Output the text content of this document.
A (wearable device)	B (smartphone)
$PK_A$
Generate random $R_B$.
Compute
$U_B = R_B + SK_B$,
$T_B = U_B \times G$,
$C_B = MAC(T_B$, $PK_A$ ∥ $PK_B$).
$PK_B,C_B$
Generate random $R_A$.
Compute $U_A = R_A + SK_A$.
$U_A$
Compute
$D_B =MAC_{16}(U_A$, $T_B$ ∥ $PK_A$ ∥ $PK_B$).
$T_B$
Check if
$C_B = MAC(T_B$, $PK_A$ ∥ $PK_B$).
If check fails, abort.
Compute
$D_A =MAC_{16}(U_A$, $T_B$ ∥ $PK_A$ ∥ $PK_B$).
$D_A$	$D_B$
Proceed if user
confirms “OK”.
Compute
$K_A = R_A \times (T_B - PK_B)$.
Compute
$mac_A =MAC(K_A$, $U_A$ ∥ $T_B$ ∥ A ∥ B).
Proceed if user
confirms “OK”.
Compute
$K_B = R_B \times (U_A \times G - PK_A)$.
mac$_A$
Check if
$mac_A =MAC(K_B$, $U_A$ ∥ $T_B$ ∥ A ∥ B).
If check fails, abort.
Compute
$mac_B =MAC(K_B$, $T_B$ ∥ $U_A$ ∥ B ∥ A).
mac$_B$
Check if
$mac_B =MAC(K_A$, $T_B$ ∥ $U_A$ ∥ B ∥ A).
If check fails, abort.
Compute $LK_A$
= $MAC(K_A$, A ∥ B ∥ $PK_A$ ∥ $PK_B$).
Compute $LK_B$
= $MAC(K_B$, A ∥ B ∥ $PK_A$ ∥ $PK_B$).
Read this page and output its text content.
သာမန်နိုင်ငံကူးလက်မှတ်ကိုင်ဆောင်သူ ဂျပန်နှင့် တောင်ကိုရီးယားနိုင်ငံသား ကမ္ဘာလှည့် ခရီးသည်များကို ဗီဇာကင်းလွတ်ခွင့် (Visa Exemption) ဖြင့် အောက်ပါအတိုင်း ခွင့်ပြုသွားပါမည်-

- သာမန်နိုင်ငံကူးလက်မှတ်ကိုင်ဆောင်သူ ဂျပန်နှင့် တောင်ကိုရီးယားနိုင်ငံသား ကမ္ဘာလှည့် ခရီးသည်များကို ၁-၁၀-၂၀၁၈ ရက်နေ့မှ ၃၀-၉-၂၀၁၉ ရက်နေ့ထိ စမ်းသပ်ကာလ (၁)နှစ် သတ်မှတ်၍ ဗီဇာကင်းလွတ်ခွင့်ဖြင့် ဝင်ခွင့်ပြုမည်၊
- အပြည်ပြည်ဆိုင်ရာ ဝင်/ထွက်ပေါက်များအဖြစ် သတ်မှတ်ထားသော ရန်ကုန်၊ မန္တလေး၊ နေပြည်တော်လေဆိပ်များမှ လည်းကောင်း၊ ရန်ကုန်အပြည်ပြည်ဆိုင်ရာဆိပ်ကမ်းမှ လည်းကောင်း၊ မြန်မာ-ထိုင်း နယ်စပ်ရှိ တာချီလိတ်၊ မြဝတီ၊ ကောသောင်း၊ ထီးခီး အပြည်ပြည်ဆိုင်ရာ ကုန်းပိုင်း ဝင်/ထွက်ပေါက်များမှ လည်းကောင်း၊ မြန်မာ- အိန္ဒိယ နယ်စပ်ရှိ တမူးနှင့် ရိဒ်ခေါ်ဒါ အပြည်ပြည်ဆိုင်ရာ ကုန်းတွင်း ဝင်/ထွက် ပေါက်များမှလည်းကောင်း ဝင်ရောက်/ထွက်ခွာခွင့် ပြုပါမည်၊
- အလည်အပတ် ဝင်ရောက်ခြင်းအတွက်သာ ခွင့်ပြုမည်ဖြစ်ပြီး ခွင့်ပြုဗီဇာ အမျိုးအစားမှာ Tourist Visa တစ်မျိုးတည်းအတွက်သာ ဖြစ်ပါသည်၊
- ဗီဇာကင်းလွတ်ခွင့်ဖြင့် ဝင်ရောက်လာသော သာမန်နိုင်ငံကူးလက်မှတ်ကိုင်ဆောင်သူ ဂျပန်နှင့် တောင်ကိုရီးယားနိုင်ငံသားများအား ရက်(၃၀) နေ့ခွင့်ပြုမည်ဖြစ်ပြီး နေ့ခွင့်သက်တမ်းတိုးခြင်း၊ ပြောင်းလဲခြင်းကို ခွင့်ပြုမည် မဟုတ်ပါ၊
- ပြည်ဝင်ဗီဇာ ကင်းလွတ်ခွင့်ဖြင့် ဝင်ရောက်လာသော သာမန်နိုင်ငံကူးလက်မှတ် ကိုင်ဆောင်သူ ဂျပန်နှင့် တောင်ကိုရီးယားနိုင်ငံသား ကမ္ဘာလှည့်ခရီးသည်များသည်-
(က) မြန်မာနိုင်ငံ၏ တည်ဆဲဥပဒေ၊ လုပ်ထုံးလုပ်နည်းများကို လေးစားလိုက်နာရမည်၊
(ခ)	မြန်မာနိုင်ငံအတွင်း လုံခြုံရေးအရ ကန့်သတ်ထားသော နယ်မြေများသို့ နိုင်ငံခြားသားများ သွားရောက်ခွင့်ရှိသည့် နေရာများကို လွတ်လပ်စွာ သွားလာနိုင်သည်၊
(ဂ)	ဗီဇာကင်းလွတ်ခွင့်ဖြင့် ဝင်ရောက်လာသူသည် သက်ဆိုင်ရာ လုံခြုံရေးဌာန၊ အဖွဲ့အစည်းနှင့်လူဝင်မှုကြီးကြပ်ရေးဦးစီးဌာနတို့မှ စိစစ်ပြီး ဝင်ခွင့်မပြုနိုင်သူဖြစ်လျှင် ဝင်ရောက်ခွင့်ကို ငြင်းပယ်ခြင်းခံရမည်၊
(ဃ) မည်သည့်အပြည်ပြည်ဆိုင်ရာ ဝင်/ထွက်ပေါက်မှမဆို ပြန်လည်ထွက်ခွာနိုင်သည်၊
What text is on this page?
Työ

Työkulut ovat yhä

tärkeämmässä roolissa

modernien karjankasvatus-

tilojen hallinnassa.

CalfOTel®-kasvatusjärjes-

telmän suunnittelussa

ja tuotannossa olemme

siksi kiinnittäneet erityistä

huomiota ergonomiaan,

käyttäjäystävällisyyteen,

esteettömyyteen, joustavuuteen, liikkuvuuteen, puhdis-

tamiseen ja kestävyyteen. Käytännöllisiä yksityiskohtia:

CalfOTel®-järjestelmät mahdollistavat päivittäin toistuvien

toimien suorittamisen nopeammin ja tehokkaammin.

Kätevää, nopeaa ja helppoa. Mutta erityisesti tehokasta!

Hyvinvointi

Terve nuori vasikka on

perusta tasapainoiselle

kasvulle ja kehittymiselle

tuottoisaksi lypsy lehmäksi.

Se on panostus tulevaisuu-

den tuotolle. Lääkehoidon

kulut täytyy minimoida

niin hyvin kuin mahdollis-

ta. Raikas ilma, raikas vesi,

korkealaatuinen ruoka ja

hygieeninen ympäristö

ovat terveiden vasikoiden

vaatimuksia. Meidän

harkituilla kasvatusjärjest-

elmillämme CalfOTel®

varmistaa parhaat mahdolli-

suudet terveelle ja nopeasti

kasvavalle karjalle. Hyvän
━━━━━━━━━━━━━━━━
> _Instructions for the task_: From the material above, count the lines that include "Visa" and give only the total.

> _Written answer_: 2